▶ _Lines of data_:
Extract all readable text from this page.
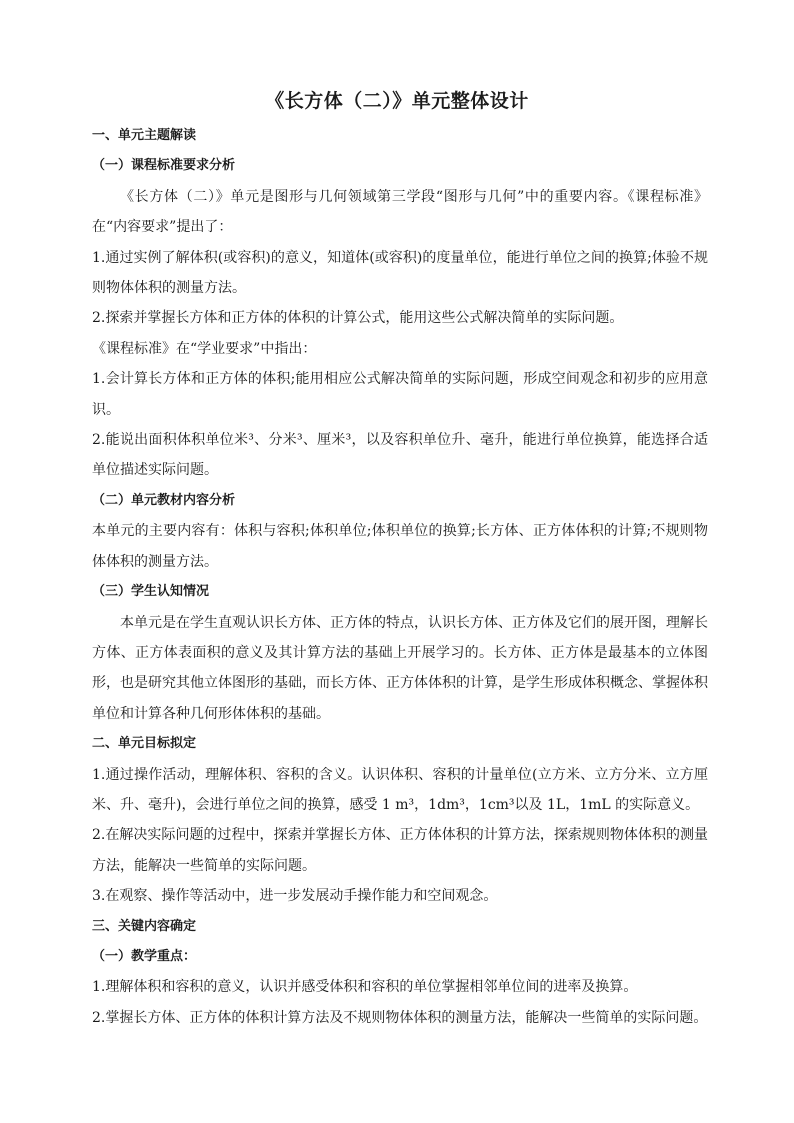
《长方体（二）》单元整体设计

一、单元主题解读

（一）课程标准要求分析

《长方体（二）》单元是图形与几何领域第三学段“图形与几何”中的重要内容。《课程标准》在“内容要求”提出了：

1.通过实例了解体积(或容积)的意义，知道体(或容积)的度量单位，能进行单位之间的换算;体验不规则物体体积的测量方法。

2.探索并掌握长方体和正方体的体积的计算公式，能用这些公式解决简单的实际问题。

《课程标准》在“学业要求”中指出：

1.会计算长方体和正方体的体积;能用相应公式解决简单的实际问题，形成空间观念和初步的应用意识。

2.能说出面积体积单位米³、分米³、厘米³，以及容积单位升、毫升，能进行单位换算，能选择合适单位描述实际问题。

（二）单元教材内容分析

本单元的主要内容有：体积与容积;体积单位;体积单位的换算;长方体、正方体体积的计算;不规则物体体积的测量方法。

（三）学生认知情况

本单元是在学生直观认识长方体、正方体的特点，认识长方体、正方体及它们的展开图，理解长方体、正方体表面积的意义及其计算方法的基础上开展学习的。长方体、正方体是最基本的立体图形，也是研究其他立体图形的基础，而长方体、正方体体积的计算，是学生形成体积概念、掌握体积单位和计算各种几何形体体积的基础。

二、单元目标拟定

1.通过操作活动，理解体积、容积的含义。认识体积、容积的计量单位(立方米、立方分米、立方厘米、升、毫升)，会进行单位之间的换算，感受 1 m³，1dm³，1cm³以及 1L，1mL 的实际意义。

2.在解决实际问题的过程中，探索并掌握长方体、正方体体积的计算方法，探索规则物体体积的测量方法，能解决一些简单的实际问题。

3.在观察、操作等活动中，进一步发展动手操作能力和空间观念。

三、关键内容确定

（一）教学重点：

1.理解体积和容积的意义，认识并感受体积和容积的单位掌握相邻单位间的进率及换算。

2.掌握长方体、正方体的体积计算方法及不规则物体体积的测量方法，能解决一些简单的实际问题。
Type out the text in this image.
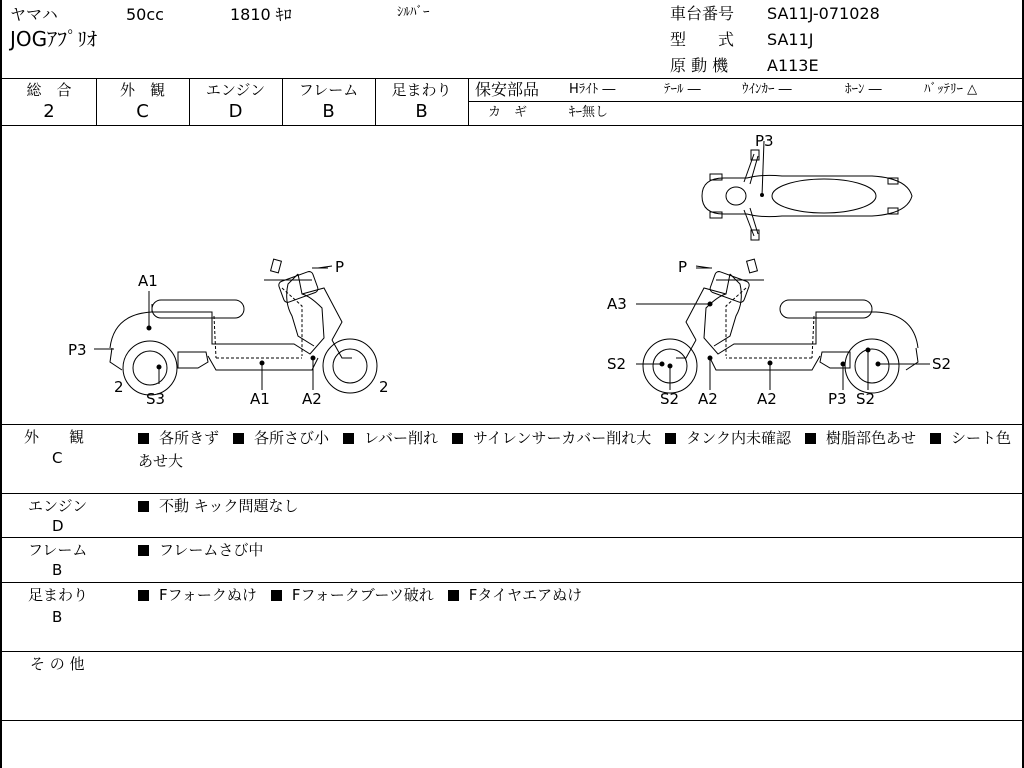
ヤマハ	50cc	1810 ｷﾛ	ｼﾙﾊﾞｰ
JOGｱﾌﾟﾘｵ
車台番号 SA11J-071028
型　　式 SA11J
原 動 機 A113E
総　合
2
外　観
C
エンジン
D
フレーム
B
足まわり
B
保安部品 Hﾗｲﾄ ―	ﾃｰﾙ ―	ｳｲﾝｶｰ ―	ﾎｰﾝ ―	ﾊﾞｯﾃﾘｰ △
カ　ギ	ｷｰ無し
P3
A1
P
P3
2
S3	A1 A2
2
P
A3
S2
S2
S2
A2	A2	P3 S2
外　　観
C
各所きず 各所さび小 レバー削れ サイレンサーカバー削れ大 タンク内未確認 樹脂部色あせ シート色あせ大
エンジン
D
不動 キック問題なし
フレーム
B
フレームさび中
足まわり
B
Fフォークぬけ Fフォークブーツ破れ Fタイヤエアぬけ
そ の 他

▶ _Set exercise_: Quote, word for word and nothing more, every line from the line with "Type out the text in this image." to the end of the entries, including both ends; skip any pictures.

▶ _Solution for this exercise_:
Type out the text in this image.
ヤマハ	50cc	1810 ｷﾛ	ｼﾙﾊﾞｰ
JOGｱﾌﾟﾘｵ
車台番号 SA11J-071028
型　　式 SA11J
原 動 機 A113E
総　合
2
外　観
C
エンジン
D
フレーム
B
足まわり
B
保安部品 Hﾗｲﾄ ―	ﾃｰﾙ ―	ｳｲﾝｶｰ ―	ﾎｰﾝ ―	ﾊﾞｯﾃﾘｰ △
カ　ギ	ｷｰ無し
P3
A1
P
P3
2
S3	A1 A2
2
P
A3
S2
S2
S2
A2	A2	P3 S2
外　　観
C
各所きず 各所さび小 レバー削れ サイレンサーカバー削れ大 タンク内未確認 樹脂部色あせ シート色あせ大
エンジン
D
不動 キック問題なし
フレーム
B
フレームさび中
足まわり
B
Fフォークぬけ Fフォークブーツ破れ Fタイヤエアぬけ
そ の 他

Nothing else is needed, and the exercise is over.